DATA SHOWN:
::::::::
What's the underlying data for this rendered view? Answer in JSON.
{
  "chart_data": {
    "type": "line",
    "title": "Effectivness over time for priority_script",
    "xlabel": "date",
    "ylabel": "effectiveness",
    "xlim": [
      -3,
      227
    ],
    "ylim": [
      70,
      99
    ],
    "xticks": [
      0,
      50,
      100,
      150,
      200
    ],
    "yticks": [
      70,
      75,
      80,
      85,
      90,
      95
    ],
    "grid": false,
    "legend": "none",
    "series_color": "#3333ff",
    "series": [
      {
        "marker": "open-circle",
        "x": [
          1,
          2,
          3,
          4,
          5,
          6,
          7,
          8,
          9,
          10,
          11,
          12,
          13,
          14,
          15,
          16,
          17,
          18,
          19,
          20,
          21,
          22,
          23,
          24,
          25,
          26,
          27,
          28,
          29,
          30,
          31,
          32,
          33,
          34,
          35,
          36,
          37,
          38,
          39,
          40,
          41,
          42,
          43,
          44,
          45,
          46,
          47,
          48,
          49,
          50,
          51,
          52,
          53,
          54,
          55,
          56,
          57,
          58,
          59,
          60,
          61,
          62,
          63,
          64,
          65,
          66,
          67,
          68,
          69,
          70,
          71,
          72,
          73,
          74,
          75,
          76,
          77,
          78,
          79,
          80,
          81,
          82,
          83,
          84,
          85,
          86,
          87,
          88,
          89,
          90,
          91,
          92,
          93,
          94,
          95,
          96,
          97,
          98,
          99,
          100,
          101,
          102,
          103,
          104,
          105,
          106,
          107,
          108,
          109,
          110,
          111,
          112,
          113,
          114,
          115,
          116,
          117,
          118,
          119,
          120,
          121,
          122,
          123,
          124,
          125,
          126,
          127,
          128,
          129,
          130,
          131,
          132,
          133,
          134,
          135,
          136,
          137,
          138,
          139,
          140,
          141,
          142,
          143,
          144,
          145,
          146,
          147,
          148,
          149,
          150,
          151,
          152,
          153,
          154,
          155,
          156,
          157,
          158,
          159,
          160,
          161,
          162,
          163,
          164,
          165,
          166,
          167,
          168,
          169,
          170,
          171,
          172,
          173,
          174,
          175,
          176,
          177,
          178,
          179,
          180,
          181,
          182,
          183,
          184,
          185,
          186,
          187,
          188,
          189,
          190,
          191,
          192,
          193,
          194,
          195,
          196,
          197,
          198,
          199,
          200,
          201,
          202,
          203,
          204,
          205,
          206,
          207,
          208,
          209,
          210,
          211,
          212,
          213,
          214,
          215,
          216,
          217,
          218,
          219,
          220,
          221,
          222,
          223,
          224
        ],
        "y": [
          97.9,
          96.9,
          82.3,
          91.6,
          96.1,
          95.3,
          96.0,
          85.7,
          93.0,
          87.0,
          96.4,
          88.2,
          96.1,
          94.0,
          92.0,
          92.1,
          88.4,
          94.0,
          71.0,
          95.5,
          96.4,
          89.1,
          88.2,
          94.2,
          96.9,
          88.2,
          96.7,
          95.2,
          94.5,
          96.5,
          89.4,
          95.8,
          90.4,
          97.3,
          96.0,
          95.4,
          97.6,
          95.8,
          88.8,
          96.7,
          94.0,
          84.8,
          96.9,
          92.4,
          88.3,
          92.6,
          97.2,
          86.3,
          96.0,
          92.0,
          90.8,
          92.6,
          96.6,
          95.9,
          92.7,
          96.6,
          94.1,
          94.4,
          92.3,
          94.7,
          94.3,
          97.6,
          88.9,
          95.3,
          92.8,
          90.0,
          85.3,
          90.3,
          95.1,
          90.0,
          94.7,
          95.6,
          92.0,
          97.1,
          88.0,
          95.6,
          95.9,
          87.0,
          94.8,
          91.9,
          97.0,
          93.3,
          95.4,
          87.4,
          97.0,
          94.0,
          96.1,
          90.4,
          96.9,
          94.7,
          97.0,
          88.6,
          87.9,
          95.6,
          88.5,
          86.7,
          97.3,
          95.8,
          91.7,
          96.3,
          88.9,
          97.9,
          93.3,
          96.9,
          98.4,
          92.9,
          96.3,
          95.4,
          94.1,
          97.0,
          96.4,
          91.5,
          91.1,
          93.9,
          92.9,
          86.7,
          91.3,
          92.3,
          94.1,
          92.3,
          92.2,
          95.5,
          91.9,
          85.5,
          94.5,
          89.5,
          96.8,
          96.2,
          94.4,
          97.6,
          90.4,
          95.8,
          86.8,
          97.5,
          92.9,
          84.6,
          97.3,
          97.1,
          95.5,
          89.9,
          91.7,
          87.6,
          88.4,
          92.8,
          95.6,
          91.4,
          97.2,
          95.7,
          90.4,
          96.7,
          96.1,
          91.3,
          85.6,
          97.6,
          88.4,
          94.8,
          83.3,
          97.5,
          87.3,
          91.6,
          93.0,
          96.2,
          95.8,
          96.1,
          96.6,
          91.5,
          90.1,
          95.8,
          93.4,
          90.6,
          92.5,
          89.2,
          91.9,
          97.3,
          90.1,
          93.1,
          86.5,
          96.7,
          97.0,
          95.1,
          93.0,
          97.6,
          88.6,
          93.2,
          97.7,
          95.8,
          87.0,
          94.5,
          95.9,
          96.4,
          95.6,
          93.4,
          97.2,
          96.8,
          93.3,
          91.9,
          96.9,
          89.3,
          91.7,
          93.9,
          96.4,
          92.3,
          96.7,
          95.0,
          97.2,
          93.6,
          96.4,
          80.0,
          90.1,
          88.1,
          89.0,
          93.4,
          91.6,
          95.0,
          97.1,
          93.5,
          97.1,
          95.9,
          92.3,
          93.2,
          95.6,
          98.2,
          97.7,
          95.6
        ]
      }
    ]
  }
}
::::::::
EXERCISE INSTRUCTIONS:
Repeat the records above exactly as they appear.

THE ANSWER:
What's the underlying data for this rendered view? Answer in JSON.
{
  "chart_data": {
    "type": "line",
    "title": "Effectivness over time for priority_script",
    "xlabel": "date",
    "ylabel": "effectiveness",
    "xlim": [
      -3,
      227
    ],
    "ylim": [
      70,
      99
    ],
    "xticks": [
      0,
      50,
      100,
      150,
      200
    ],
    "yticks": [
      70,
      75,
      80,
      85,
      90,
      95
    ],
    "grid": false,
    "legend": "none",
    "series_color": "#3333ff",
    "series": [
      {
        "marker": "open-circle",
        "x": [
          1,
          2,
          3,
          4,
          5,
          6,
          7,
          8,
          9,
          10,
          11,
          12,
          13,
          14,
          15,
          16,
          17,
          18,
          19,
          20,
          21,
          22,
          23,
          24,
          25,
          26,
          27,
          28,
          29,
          30,
          31,
          32,
          33,
          34,
          35,
          36,
          37,
          38,
          39,
          40,
          41,
          42,
          43,
          44,
          45,
          46,
          47,
          48,
          49,
          50,
          51,
          52,
          53,
          54,
          55,
          56,
          57,
          58,
          59,
          60,
          61,
          62,
          63,
          64,
          65,
          66,
          67,
          68,
          69,
          70,
          71,
          72,
          73,
          74,
          75,
          76,
          77,
          78,
          79,
          80,
          81,
          82,
          83,
          84,
          85,
          86,
          87,
          88,
          89,
          90,
          91,
          92,
          93,
          94,
          95,
          96,
          97,
          98,
          99,
          100,
          101,
          102,
          103,
          104,
          105,
          106,
          107,
          108,
          109,
          110,
          111,
          112,
          113,
          114,
          115,
          116,
          117,
          118,
          119,
          120,
          121,
          122,
          123,
          124,
          125,
          126,
          127,
          128,
          129,
          130,
          131,
          132,
          133,
          134,
          135,
          136,
          137,
          138,
          139,
          140,
          141,
          142,
          143,
          144,
          145,
          146,
          147,
          148,
          149,
          150,
          151,
          152,
          153,
          154,
          155,
          156,
          157,
          158,
          159,
          160,
          161,
          162,
          163,
          164,
          165,
          166,
          167,
          168,
          169,
          170,
          171,
          172,
          173,
          174,
          175,
          176,
          177,
          178,
          179,
          180,
          181,
          182,
          183,
          184,
          185,
          186,
          187,
          188,
          189,
          190,
          191,
          192,
          193,
          194,
          195,
          196,
          197,
          198,
          199,
          200,
          201,
          202,
          203,
          204,
          205,
          206,
          207,
          208,
          209,
          210,
          211,
          212,
          213,
          214,
          215,
          216,
          217,
          218,
          219,
          220,
          221,
          222,
          223,
          224
        ],
        "y": [
          97.9,
          96.9,
          82.3,
          91.6,
          96.1,
          95.3,
          96.0,
          85.7,
          93.0,
          87.0,
          96.4,
          88.2,
          96.1,
          94.0,
          92.0,
          92.1,
          88.4,
          94.0,
          71.0,
          95.5,
          96.4,
          89.1,
          88.2,
          94.2,
          96.9,
          88.2,
          96.7,
          95.2,
          94.5,
          96.5,
          89.4,
          95.8,
          90.4,
          97.3,
          96.0,
          95.4,
          97.6,
          95.8,
          88.8,
          96.7,
          94.0,
          84.8,
          96.9,
          92.4,
          88.3,
          92.6,
          97.2,
          86.3,
          96.0,
          92.0,
          90.8,
          92.6,
          96.6,
          95.9,
          92.7,
          96.6,
          94.1,
          94.4,
          92.3,
          94.7,
          94.3,
          97.6,
          88.9,
          95.3,
          92.8,
          90.0,
          85.3,
          90.3,
          95.1,
          90.0,
          94.7,
          95.6,
          92.0,
          97.1,
          88.0,
          95.6,
          95.9,
          87.0,
          94.8,
          91.9,
          97.0,
          93.3,
          95.4,
          87.4,
          97.0,
          94.0,
          96.1,
          90.4,
          96.9,
          94.7,
          97.0,
          88.6,
          87.9,
          95.6,
          88.5,
          86.7,
          97.3,
          95.8,
          91.7,
          96.3,
          88.9,
          97.9,
          93.3,
          96.9,
          98.4,
          92.9,
          96.3,
          95.4,
          94.1,
          97.0,
          96.4,
          91.5,
          91.1,
          93.9,
          92.9,
          86.7,
          91.3,
          92.3,
          94.1,
          92.3,
          92.2,
          95.5,
          91.9,
          85.5,
          94.5,
          89.5,
          96.8,
          96.2,
          94.4,
          97.6,
          90.4,
          95.8,
          86.8,
          97.5,
          92.9,
          84.6,
          97.3,
          97.1,
          95.5,
          89.9,
          91.7,
          87.6,
          88.4,
          92.8,
          95.6,
          91.4,
          97.2,
          95.7,
          90.4,
          96.7,
          96.1,
          91.3,
          85.6,
          97.6,
          88.4,
          94.8,
          83.3,
          97.5,
          87.3,
          91.6,
          93.0,
          96.2,
          95.8,
          96.1,
          96.6,
          91.5,
          90.1,
          95.8,
          93.4,
          90.6,
          92.5,
          89.2,
          91.9,
          97.3,
          90.1,
          93.1,
          86.5,
          96.7,
          97.0,
          95.1,
          93.0,
          97.6,
          88.6,
          93.2,
          97.7,
          95.8,
          87.0,
          94.5,
          95.9,
          96.4,
          95.6,
          93.4,
          97.2,
          96.8,
          93.3,
          91.9,
          96.9,
          89.3,
          91.7,
          93.9,
          96.4,
          92.3,
          96.7,
          95.0,
          97.2,
          93.6,
          96.4,
          80.0,
          90.1,
          88.1,
          89.0,
          93.4,
          91.6,
          95.0,
          97.1,
          93.5,
          97.1,
          95.9,
          92.3,
          93.2,
          95.6,
          98.2,
          97.7,
          95.6
        ]
      }
    ]
  }
}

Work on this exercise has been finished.